Written request ->
Please give the data below again in full, exactly as it stands.

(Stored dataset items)
'''
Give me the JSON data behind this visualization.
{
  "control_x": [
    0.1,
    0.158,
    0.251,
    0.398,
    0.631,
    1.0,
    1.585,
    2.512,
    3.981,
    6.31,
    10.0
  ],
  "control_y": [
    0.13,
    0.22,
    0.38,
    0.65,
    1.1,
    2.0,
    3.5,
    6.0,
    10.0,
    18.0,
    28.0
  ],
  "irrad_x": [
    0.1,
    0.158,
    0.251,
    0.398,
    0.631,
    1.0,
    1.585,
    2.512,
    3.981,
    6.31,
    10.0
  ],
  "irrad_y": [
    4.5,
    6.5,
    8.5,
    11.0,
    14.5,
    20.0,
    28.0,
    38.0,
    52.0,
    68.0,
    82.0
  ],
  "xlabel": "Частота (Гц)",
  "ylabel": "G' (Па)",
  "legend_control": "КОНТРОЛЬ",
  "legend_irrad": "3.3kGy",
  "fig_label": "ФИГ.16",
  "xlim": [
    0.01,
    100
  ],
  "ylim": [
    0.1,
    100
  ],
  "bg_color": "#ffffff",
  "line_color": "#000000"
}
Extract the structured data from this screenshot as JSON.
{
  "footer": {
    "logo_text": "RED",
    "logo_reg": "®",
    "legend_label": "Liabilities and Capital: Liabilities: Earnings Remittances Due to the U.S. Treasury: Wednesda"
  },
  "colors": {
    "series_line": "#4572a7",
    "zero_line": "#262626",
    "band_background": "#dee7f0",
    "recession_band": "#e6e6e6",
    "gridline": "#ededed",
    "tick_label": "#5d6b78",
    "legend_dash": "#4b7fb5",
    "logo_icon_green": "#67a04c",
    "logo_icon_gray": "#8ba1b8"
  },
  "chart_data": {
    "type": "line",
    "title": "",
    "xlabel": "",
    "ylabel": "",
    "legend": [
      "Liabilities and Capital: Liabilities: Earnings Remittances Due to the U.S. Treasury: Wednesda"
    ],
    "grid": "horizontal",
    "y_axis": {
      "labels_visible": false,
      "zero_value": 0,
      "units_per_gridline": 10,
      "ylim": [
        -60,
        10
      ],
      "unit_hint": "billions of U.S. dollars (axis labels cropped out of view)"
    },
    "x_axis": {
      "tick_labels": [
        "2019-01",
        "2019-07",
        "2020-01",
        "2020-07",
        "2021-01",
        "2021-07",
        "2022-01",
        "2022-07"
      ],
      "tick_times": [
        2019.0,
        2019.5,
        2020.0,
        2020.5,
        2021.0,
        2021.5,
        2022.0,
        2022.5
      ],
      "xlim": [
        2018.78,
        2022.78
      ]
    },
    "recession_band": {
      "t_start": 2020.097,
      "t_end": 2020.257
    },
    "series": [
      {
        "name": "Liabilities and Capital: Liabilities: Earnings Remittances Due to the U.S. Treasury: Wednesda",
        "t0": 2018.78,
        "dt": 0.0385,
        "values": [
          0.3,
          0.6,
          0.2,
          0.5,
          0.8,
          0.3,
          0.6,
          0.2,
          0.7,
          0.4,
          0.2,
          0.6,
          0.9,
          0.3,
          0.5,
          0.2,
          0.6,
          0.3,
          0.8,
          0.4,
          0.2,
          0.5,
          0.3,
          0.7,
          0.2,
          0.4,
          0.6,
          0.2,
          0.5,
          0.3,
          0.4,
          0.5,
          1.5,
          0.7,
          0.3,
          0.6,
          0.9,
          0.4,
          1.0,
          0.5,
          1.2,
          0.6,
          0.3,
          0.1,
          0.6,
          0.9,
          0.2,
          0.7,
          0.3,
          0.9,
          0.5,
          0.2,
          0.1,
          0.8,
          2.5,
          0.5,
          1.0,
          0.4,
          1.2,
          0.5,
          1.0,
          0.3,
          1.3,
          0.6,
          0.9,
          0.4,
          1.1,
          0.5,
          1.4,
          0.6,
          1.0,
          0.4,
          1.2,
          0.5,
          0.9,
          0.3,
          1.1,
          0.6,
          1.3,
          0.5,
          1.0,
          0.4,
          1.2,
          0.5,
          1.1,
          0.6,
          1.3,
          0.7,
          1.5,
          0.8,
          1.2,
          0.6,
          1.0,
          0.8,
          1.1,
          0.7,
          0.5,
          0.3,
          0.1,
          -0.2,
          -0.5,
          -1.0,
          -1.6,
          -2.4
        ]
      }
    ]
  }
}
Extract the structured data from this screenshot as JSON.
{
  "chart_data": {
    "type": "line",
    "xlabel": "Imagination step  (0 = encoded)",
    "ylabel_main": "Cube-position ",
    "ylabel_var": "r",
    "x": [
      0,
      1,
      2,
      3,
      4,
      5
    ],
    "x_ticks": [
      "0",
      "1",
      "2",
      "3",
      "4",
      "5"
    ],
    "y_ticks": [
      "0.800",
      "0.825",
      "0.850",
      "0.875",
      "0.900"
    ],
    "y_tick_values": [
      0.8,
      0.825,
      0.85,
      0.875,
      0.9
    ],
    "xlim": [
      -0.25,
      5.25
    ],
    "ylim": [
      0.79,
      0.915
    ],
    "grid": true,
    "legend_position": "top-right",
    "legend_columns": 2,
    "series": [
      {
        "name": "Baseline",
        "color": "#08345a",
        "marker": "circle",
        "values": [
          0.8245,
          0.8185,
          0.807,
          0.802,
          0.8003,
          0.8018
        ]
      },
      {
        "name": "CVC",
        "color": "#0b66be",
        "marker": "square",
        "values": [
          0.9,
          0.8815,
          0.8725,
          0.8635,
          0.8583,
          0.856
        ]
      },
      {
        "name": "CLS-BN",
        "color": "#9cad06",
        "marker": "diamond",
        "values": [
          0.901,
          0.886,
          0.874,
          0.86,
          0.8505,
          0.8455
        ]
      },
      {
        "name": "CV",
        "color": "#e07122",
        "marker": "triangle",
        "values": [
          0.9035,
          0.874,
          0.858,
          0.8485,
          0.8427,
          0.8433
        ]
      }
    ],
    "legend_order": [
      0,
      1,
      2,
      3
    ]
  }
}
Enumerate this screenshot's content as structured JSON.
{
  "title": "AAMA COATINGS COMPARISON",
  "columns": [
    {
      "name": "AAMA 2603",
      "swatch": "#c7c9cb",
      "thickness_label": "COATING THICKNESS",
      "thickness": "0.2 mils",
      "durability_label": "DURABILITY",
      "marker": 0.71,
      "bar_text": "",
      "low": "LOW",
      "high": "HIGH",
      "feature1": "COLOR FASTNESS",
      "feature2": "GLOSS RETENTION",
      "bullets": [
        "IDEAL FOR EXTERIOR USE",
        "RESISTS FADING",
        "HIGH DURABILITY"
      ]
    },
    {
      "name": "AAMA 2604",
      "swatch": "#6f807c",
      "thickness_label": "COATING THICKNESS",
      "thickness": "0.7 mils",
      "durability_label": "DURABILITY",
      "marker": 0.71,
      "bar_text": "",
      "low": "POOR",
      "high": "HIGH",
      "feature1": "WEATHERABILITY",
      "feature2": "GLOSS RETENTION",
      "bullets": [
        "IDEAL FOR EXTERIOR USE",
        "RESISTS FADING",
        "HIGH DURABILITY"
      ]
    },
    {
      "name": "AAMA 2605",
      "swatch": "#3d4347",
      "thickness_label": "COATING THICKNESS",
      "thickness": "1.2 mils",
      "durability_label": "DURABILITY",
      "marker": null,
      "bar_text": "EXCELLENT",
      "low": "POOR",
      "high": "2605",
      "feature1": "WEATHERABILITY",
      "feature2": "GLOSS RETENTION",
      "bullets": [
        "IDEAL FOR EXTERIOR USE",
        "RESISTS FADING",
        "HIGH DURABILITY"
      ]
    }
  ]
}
'''
Complete output ->
Give me the JSON data behind this visualization.
{
  "control_x": [
    0.1,
    0.158,
    0.251,
    0.398,
    0.631,
    1.0,
    1.585,
    2.512,
    3.981,
    6.31,
    10.0
  ],
  "control_y": [
    0.13,
    0.22,
    0.38,
    0.65,
    1.1,
    2.0,
    3.5,
    6.0,
    10.0,
    18.0,
    28.0
  ],
  "irrad_x": [
    0.1,
    0.158,
    0.251,
    0.398,
    0.631,
    1.0,
    1.585,
    2.512,
    3.981,
    6.31,
    10.0
  ],
  "irrad_y": [
    4.5,
    6.5,
    8.5,
    11.0,
    14.5,
    20.0,
    28.0,
    38.0,
    52.0,
    68.0,
    82.0
  ],
  "xlabel": "Частота (Гц)",
  "ylabel": "G' (Па)",
  "legend_control": "КОНТРОЛЬ",
  "legend_irrad": "3.3kGy",
  "fig_label": "ФИГ.16",
  "xlim": [
    0.01,
    100
  ],
  "ylim": [
    0.1,
    100
  ],
  "bg_color": "#ffffff",
  "line_color": "#000000"
}
Extract the structured data from this screenshot as JSON.
{
  "footer": {
    "logo_text": "RED",
    "logo_reg": "®",
    "legend_label": "Liabilities and Capital: Liabilities: Earnings Remittances Due to the U.S. Treasury: Wednesda"
  },
  "colors": {
    "series_line": "#4572a7",
    "zero_line": "#262626",
    "band_background": "#dee7f0",
    "recession_band": "#e6e6e6",
    "gridline": "#ededed",
    "tick_label": "#5d6b78",
    "legend_dash": "#4b7fb5",
    "logo_icon_green": "#67a04c",
    "logo_icon_gray": "#8ba1b8"
  },
  "chart_data": {
    "type": "line",
    "title": "",
    "xlabel": "",
    "ylabel": "",
    "legend": [
      "Liabilities and Capital: Liabilities: Earnings Remittances Due to the U.S. Treasury: Wednesda"
    ],
    "grid": "horizontal",
    "y_axis": {
      "labels_visible": false,
      "zero_value": 0,
      "units_per_gridline": 10,
      "ylim": [
        -60,
        10
      ],
      "unit_hint": "billions of U.S. dollars (axis labels cropped out of view)"
    },
    "x_axis": {
      "tick_labels": [
        "2019-01",
        "2019-07",
        "2020-01",
        "2020-07",
        "2021-01",
        "2021-07",
        "2022-01",
        "2022-07"
      ],
      "tick_times": [
        2019.0,
        2019.5,
        2020.0,
        2020.5,
        2021.0,
        2021.5,
        2022.0,
        2022.5
      ],
      "xlim": [
        2018.78,
        2022.78
      ]
    },
    "recession_band": {
      "t_start": 2020.097,
      "t_end": 2020.257
    },
    "series": [
      {
        "name": "Liabilities and Capital: Liabilities: Earnings Remittances Due to the U.S. Treasury: Wednesda",
        "t0": 2018.78,
        "dt": 0.0385,
        "values": [
          0.3,
          0.6,
          0.2,
          0.5,
          0.8,
          0.3,
          0.6,
          0.2,
          0.7,
          0.4,
          0.2,
          0.6,
          0.9,
          0.3,
          0.5,
          0.2,
          0.6,
          0.3,
          0.8,
          0.4,
          0.2,
          0.5,
          0.3,
          0.7,
          0.2,
          0.4,
          0.6,
          0.2,
          0.5,
          0.3,
          0.4,
          0.5,
          1.5,
          0.7,
          0.3,
          0.6,
          0.9,
          0.4,
          1.0,
          0.5,
          1.2,
          0.6,
          0.3,
          0.1,
          0.6,
          0.9,
          0.2,
          0.7,
          0.3,
          0.9,
          0.5,
          0.2,
          0.1,
          0.8,
          2.5,
          0.5,
          1.0,
          0.4,
          1.2,
          0.5,
          1.0,
          0.3,
          1.3,
          0.6,
          0.9,
          0.4,
          1.1,
          0.5,
          1.4,
          0.6,
          1.0,
          0.4,
          1.2,
          0.5,
          0.9,
          0.3,
          1.1,
          0.6,
          1.3,
          0.5,
          1.0,
          0.4,
          1.2,
          0.5,
          1.1,
          0.6,
          1.3,
          0.7,
          1.5,
          0.8,
          1.2,
          0.6,
          1.0,
          0.8,
          1.1,
          0.7,
          0.5,
          0.3,
          0.1,
          -0.2,
          -0.5,
          -1.0,
          -1.6,
          -2.4
        ]
      }
    ]
  }
}
Extract the structured data from this screenshot as JSON.
{
  "chart_data": {
    "type": "line",
    "xlabel": "Imagination step  (0 = encoded)",
    "ylabel_main": "Cube-position ",
    "ylabel_var": "r",
    "x": [
      0,
      1,
      2,
      3,
      4,
      5
    ],
    "x_ticks": [
      "0",
      "1",
      "2",
      "3",
      "4",
      "5"
    ],
    "y_ticks": [
      "0.800",
      "0.825",
      "0.850",
      "0.875",
      "0.900"
    ],
    "y_tick_values": [
      0.8,
      0.825,
      0.85,
      0.875,
      0.9
    ],
    "xlim": [
      -0.25,
      5.25
    ],
    "ylim": [
      0.79,
      0.915
    ],
    "grid": true,
    "legend_position": "top-right",
    "legend_columns": 2,
    "series": [
      {
        "name": "Baseline",
        "color": "#08345a",
        "marker": "circle",
        "values": [
          0.8245,
          0.8185,
          0.807,
          0.802,
          0.8003,
          0.8018
        ]
      },
      {
        "name": "CVC",
        "color": "#0b66be",
        "marker": "square",
        "values": [
          0.9,
          0.8815,
          0.8725,
          0.8635,
          0.8583,
          0.856
        ]
      },
      {
        "name": "CLS-BN",
        "color": "#9cad06",
        "marker": "diamond",
        "values": [
          0.901,
          0.886,
          0.874,
          0.86,
          0.8505,
          0.8455
        ]
      },
      {
        "name": "CV",
        "color": "#e07122",
        "marker": "triangle",
        "values": [
          0.9035,
          0.874,
          0.858,
          0.8485,
          0.8427,
          0.8433
        ]
      }
    ],
    "legend_order": [
      0,
      1,
      2,
      3
    ]
  }
}
Enumerate this screenshot's content as structured JSON.
{
  "title": "AAMA COATINGS COMPARISON",
  "columns": [
    {
      "name": "AAMA 2603",
      "swatch": "#c7c9cb",
      "thickness_label": "COATING THICKNESS",
      "thickness": "0.2 mils",
      "durability_label": "DURABILITY",
      "marker": 0.71,
      "bar_text": "",
      "low": "LOW",
      "high": "HIGH",
      "feature1": "COLOR FASTNESS",
      "feature2": "GLOSS RETENTION",
      "bullets": [
        "IDEAL FOR EXTERIOR USE",
        "RESISTS FADING",
        "HIGH DURABILITY"
      ]
    },
    {
      "name": "AAMA 2604",
      "swatch": "#6f807c",
      "thickness_label": "COATING THICKNESS",
      "thickness": "0.7 mils",
      "durability_label": "DURABILITY",
      "marker": 0.71,
      "bar_text": "",
      "low": "POOR",
      "high": "HIGH",
      "feature1": "WEATHERABILITY",
      "feature2": "GLOSS RETENTION",
      "bullets": [
        "IDEAL FOR EXTERIOR USE",
        "RESISTS FADING",
        "HIGH DURABILITY"
      ]
    },
    {
      "name": "AAMA 2605",
      "swatch": "#3d4347",
      "thickness_label": "COATING THICKNESS",
      "thickness": "1.2 mils",
      "durability_label": "DURABILITY",
      "marker": null,
      "bar_text": "EXCELLENT",
      "low": "POOR",
      "high": "2605",
      "feature1": "WEATHERABILITY",
      "feature2": "GLOSS RETENTION",
      "bullets": [
        "IDEAL FOR EXTERIOR USE",
        "RESISTS FADING",
        "HIGH DURABILITY"
      ]
    }
  ]
}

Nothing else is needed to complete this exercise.